## Information provided:

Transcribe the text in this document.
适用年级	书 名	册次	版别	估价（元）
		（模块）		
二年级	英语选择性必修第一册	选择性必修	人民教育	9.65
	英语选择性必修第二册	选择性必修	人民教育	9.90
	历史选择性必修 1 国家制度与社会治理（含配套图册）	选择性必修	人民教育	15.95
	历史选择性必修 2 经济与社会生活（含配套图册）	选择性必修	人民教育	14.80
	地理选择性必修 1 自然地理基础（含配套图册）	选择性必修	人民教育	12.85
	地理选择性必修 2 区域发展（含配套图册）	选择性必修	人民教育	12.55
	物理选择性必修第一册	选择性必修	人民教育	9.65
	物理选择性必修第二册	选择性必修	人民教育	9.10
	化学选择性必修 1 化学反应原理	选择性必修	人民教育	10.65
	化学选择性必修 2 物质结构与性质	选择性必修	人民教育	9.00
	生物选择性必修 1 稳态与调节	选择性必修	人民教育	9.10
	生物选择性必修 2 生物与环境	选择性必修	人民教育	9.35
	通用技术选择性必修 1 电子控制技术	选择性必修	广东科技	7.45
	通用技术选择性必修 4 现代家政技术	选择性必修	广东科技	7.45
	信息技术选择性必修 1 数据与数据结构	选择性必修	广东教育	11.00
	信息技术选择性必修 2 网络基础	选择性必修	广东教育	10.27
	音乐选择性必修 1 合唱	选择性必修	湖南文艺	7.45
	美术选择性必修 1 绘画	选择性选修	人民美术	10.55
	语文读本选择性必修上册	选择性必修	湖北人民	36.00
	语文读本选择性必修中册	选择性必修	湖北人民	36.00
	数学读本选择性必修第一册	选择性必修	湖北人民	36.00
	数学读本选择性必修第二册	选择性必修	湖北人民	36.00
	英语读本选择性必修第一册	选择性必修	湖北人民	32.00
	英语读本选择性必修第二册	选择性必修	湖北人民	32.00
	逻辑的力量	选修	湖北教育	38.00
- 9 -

## Goal:
Find all lines holding the string "历史选择性必修" and copy them.

## Full answer:
	历史选择性必修 1 国家制度与社会治理（含配套图册）	选择性必修	人民教育	15.95
	历史选择性必修 2 经济与社会生活（含配套图册）	选择性必修	人民教育	14.80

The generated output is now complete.